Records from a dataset

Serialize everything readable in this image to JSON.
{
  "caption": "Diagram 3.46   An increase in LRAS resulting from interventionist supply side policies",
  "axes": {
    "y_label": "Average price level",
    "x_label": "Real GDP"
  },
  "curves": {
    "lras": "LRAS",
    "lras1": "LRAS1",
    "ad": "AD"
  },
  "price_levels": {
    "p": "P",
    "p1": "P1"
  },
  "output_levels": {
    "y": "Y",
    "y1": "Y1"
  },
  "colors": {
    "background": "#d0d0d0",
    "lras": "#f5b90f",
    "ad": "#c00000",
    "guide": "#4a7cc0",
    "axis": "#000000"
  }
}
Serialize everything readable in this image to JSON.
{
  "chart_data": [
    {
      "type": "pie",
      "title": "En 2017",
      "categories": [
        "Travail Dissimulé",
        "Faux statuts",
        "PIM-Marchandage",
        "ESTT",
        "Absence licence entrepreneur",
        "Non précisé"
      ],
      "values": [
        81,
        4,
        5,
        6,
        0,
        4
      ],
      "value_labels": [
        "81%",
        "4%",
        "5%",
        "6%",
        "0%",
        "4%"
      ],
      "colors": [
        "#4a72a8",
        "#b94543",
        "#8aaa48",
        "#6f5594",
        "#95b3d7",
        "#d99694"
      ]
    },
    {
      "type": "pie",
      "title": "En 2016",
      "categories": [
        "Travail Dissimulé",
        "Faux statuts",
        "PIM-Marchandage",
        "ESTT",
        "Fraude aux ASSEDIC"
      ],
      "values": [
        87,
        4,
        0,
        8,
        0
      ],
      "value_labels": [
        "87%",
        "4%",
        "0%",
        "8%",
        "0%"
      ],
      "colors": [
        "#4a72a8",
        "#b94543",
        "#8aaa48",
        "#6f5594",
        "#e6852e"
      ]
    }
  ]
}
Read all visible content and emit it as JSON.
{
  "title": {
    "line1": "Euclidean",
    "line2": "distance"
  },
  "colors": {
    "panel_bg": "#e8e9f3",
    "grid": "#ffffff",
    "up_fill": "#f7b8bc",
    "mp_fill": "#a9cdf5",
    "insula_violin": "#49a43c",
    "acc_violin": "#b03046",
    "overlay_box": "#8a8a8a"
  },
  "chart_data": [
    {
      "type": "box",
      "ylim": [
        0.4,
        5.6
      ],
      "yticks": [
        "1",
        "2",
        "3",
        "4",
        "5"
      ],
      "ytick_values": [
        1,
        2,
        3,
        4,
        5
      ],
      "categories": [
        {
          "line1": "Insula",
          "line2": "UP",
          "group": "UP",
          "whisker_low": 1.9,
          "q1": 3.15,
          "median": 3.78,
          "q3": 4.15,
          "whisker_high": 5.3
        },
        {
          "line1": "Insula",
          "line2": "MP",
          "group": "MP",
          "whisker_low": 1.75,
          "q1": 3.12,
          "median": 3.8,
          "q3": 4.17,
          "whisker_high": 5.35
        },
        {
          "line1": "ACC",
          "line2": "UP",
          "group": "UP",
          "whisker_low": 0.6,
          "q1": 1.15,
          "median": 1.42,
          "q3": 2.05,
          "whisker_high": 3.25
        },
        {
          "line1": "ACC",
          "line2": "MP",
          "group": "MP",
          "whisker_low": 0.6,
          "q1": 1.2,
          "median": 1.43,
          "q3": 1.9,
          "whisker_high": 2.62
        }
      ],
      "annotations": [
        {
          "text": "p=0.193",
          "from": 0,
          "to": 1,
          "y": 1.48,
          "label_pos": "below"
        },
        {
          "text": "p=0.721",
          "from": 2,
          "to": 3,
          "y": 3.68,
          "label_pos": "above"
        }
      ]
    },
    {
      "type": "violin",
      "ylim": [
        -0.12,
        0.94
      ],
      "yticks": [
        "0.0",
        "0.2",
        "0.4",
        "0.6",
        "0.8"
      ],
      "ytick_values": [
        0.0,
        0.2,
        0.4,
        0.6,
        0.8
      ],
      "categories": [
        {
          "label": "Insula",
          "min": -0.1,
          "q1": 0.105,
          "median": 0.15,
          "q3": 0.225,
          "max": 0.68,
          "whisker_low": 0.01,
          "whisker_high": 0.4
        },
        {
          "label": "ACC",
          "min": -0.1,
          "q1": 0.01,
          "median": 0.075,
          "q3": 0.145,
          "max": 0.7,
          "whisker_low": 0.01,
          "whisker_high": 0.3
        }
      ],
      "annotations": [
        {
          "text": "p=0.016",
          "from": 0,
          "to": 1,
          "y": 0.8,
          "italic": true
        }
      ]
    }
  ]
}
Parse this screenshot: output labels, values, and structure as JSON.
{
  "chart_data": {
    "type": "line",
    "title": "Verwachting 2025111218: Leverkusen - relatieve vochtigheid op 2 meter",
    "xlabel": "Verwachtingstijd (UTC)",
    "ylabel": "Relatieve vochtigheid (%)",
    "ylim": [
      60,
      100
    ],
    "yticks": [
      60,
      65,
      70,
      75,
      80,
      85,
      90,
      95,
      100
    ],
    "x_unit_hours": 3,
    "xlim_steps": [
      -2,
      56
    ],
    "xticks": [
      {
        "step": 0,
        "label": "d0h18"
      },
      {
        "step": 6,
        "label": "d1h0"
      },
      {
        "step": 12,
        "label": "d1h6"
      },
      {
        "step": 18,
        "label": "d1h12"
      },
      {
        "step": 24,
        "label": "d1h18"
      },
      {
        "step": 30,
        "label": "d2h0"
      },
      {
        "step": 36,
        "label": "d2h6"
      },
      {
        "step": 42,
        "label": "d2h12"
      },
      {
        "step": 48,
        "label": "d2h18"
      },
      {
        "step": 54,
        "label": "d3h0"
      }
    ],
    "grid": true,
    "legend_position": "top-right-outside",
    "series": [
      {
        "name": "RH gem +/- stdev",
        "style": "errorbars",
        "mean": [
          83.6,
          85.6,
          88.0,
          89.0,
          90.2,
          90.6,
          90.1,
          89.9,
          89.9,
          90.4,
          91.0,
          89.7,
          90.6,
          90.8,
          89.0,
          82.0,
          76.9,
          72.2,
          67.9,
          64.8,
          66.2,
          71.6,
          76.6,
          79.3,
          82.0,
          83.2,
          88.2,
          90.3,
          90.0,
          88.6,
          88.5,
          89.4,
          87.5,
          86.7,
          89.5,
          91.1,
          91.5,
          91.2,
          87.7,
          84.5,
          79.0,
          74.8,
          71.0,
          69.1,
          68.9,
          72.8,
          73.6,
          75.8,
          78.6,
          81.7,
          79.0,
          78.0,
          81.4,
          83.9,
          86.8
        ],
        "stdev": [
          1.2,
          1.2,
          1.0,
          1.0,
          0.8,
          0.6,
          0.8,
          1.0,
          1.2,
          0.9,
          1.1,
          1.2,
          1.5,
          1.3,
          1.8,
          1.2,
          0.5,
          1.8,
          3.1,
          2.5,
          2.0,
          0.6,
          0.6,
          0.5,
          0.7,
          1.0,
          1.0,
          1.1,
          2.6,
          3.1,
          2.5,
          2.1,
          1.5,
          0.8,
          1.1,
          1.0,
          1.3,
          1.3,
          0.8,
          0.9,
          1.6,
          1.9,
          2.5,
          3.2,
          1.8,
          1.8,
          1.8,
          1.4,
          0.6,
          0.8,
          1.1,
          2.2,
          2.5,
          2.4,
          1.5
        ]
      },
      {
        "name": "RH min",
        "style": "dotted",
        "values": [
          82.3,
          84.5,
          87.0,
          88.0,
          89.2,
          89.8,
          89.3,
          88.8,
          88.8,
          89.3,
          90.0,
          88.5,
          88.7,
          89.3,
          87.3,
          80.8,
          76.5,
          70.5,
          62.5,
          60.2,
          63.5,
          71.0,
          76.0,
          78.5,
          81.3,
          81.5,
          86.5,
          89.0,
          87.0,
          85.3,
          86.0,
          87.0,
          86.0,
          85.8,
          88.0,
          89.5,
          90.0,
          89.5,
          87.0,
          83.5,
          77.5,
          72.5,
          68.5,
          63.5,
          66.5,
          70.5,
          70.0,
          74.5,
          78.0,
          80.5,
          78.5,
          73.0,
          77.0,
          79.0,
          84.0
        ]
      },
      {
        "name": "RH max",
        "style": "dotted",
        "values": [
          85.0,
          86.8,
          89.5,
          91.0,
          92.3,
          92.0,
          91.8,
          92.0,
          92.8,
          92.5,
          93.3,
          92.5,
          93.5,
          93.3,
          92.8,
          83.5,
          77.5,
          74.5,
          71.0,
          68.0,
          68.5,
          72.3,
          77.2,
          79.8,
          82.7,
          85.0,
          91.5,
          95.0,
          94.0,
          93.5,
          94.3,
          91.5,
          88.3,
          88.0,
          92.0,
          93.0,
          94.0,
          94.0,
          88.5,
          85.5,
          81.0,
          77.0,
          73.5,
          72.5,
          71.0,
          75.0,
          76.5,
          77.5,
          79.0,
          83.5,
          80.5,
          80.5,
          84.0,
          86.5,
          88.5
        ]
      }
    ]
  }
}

EXERCISE DETAILS:
Above are several records. Count the lines among them that contain "median" and give only the total.

OUTPUT OF THE TASK:
6